─── Reading passage ───
The group=feed argument in the initial ggplot command defines which variable to use to split the dataset into individual lines.

Pie Charts

Pie charts are closely related to stacked bar graphs. In ggplot terms, you can think of a pie chart as a stacked bar chart that's been "wrapped" to form a circle. The code below uses the built in chickwts dataset to build a stacked bar chart of average chicken weight by feed type.

% df <- aggregate( chickwts$weight, by=list( chickwts$feed ), FUN=mean ) % names( df ) <- c( "feed", "weight" ) % df$feed <- reorder( df$feed, order( -df$weight ) ) % ggplot( df, aes( x="", y=weight, fill=feed ) ) + geom_bar( stat="identity", width=0.25 ) + ggtitle( "Mean Chicken Weighty by Feed Type" )
 
A ggplot stacked bar chart on the left, and a corresponding pie chart on the right

Notice the R commands aggregate( chickwts$weight, by=list( chickwts$feed), FUN=mean ) and df[ order( -df$weight ), ]. The first command aggregates chicken weight by feed type, producing a data frame with a single average weight entry for each feed type. The second command sorts the data frame descending by average weight. We want to do this, because in a pie chart we want to display slices in descending order from largest to smallest.

To convert the stacked bar chart into a pie chart, we simply add an additional ggplot command coord_polar to plot the data in polar coordinates. This produces the pie chart shown above and to the right.

% df <- aggregate( chickwts$weight, by=list( chickwts$feed ), FUN=mean ) % names( df ) <- c( "feed", "weight" ) % df <- df[ order( -df$weight ), ] % ggplot( df, aes( x="", y=weight, fill=feed ) ) + geom_bar( stat="identity" ) + coord_polar( "y", start=0 ) + ggtitle( "Mean Chicken Weighty by Feed Type" )

Here's a slightly more informative and aesthetic version of the pie chart. You can check your R knowledge and consult the ggplot documentation to explore the commands used to create this chart.

% df <- aggregate( chickwts$weight, by=list( chickwts$feed ), FUN=mean ) % names( df ) <- c( "feed", "weight" ) % df <- df[ order( -df$weight ), ] % lbl <- paste( df$feed, "\n", round( df$weight / 16.0, 1 ), "lb", sep = "" ) % cb_palette <- c( "#999999", "#E69F00", "#56B4E9", "#009E73", "#F0E442", "#0072B2" ) % df$pos <- cumsum( df$weight ) - ( df$weight / 2 ) % df$feed <- factor( df$feed, levels = df$feed[ order( df$weight ) ] ) % pie <- ggplot( df, aes( x="", y=weight, fill=feed ) ) % pie <- pie + geom_bar( colour="black", stat="identity" ) + coord_polar( "y", start=0 ) % pie <- pie + theme( axis.ticks=element_blank(), axis.title=element_blank(), axis.text.y=element_blank(), axis.text.x=element_text( colour="black" ), legend.position="none" ) % pie <- pie + scale_y_continuous( breaks=df$pos, labels=lbl ) % pie <- pie + scale_fill_manual( values=cb_palette ) % pie <- pie + ggtitle( "Mean Chicken Weight by Feed Type" ) % print( pie )
─── Stored records ───
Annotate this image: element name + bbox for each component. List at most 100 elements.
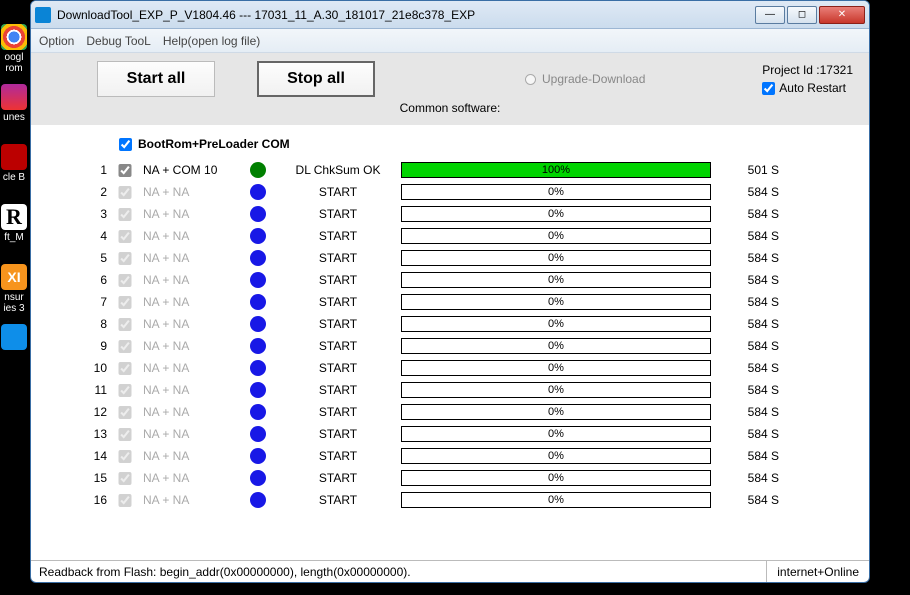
row-port: NA + NA xyxy=(143,251,233,265)
row-progress: 0% xyxy=(401,470,711,486)
row-index: 3 xyxy=(81,207,107,221)
menubar: Option Debug TooL Help(open log file) xyxy=(31,29,869,53)
auto-restart-checkbox[interactable]: Auto Restart xyxy=(762,81,853,95)
row-time: 584 S xyxy=(719,185,779,199)
row-checkbox[interactable] xyxy=(115,186,135,199)
itunes-icon[interactable]: unes xyxy=(0,84,28,130)
bootrom-preloader-checkbox[interactable]: BootRom+PreLoader COM xyxy=(119,137,849,151)
device-row: 11NA + NASTART0%584 S xyxy=(81,379,849,401)
row-checkbox[interactable] xyxy=(115,494,135,507)
row-progress: 0% xyxy=(401,492,711,508)
row-progress: 0% xyxy=(401,250,711,266)
device-row: 5NA + NASTART0%584 S xyxy=(81,247,849,269)
row-checkbox[interactable] xyxy=(115,252,135,265)
row-checkbox[interactable] xyxy=(115,384,135,397)
device-row: 16NA + NASTART0%584 S xyxy=(81,489,849,511)
row-index: 13 xyxy=(81,427,107,441)
menu-help[interactable]: Help(open log file) xyxy=(163,34,260,48)
row-checkbox[interactable] xyxy=(115,164,135,177)
status-circle-icon xyxy=(250,360,266,376)
row-checkbox[interactable] xyxy=(115,296,135,309)
row-index: 16 xyxy=(81,493,107,507)
row-checkbox[interactable] xyxy=(115,406,135,419)
row-index: 4 xyxy=(81,229,107,243)
close-button[interactable]: ✕ xyxy=(819,6,865,24)
row-checkbox[interactable] xyxy=(115,208,135,221)
row-index: 8 xyxy=(81,317,107,331)
row-checkbox[interactable] xyxy=(115,450,135,463)
xi-icon[interactable]: XInsuries 3 xyxy=(0,264,28,310)
status-circle-icon xyxy=(250,404,266,420)
device-row: 1NA + COM 10DL ChkSum OK100%501 S xyxy=(81,159,849,181)
row-time: 501 S xyxy=(719,163,779,177)
radio-icon xyxy=(525,74,536,85)
row-index: 1 xyxy=(81,163,107,177)
row-time: 584 S xyxy=(719,405,779,419)
row-port: NA + NA xyxy=(143,361,233,375)
row-time: 584 S xyxy=(719,471,779,485)
device-list: BootRom+PreLoader COM 1NA + COM 10DL Chk… xyxy=(31,125,869,560)
menu-option[interactable]: Option xyxy=(39,34,74,48)
row-checkbox[interactable] xyxy=(115,472,135,485)
row-port: NA + NA xyxy=(143,449,233,463)
r-icon[interactable]: Rft_M xyxy=(0,204,28,250)
mcafee-icon[interactable]: cle B xyxy=(0,144,28,190)
row-time: 584 S xyxy=(719,295,779,309)
titlebar[interactable]: DownloadTool_EXP_P_V1804.46 --- 17031_11… xyxy=(31,1,869,29)
minimize-button[interactable]: — xyxy=(755,6,785,24)
row-progress: 0% xyxy=(401,426,711,442)
row-checkbox[interactable] xyxy=(115,362,135,375)
row-port: NA + NA xyxy=(143,471,233,485)
row-progress: 0% xyxy=(401,184,711,200)
row-index: 15 xyxy=(81,471,107,485)
row-progress: 0% xyxy=(401,404,711,420)
status-circle-icon xyxy=(250,184,266,200)
device-row: 4NA + NASTART0%584 S xyxy=(81,225,849,247)
upgrade-download-radio[interactable]: Upgrade-Download xyxy=(525,72,645,86)
row-stage: START xyxy=(283,471,393,485)
row-checkbox[interactable] xyxy=(115,230,135,243)
status-circle-icon xyxy=(250,294,266,310)
start-all-button[interactable]: Start all xyxy=(97,61,215,97)
row-checkbox[interactable] xyxy=(115,428,135,441)
row-port: NA + NA xyxy=(143,427,233,441)
row-stage: START xyxy=(283,295,393,309)
status-circle-icon xyxy=(250,426,266,442)
row-stage: START xyxy=(283,185,393,199)
menu-debug[interactable]: Debug TooL xyxy=(86,34,151,48)
row-index: 14 xyxy=(81,449,107,463)
row-checkbox[interactable] xyxy=(115,340,135,353)
status-circle-icon xyxy=(250,272,266,288)
row-progress: 0% xyxy=(401,206,711,222)
row-stage: START xyxy=(283,339,393,353)
status-circle-icon xyxy=(250,448,266,464)
row-time: 584 S xyxy=(719,251,779,265)
row-checkbox[interactable] xyxy=(115,318,135,331)
device-row: 13NA + NASTART0%584 S xyxy=(81,423,849,445)
row-index: 2 xyxy=(81,185,107,199)
row-stage: START xyxy=(283,493,393,507)
device-row: 2NA + NASTART0%584 S xyxy=(81,181,849,203)
device-row: 6NA + NASTART0%584 S xyxy=(81,269,849,291)
window-title: DownloadTool_EXP_P_V1804.46 --- 17031_11… xyxy=(57,8,753,22)
toolbar: Start all Stop all Upgrade-Download Proj… xyxy=(31,53,869,125)
status-left: Readback from Flash: begin_addr(0x000000… xyxy=(31,561,767,582)
teamviewer-icon[interactable] xyxy=(0,324,28,370)
maximize-button[interactable]: ◻ xyxy=(787,6,817,24)
project-id-label: Project Id :17321 xyxy=(762,63,853,77)
row-time: 584 S xyxy=(719,361,779,375)
chrome-icon[interactable]: ooglrom xyxy=(0,24,28,70)
row-stage: START xyxy=(283,251,393,265)
status-circle-icon xyxy=(250,492,266,508)
row-progress: 100% xyxy=(401,162,711,178)
row-checkbox[interactable] xyxy=(115,274,135,287)
row-index: 12 xyxy=(81,405,107,419)
row-index: 10 xyxy=(81,361,107,375)
status-circle-icon xyxy=(250,162,266,178)
desktop-icons: ooglrom unes cle B Rft_M XInsuries 3 xyxy=(0,0,30,595)
statusbar: Readback from Flash: begin_addr(0x000000… xyxy=(31,560,869,582)
stop-all-button[interactable]: Stop all xyxy=(257,61,375,97)
row-port: NA + NA xyxy=(143,273,233,287)
row-progress: 0% xyxy=(401,382,711,398)
status-circle-icon xyxy=(250,382,266,398)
───
> [Set problem] Which hex color codes does the final code block of the pie chart tutorial assign to cb_palette? List all of them.

> [Task answer] #999999, #E69F00, #56B4E9, #009E73, #F0E442, #0072B2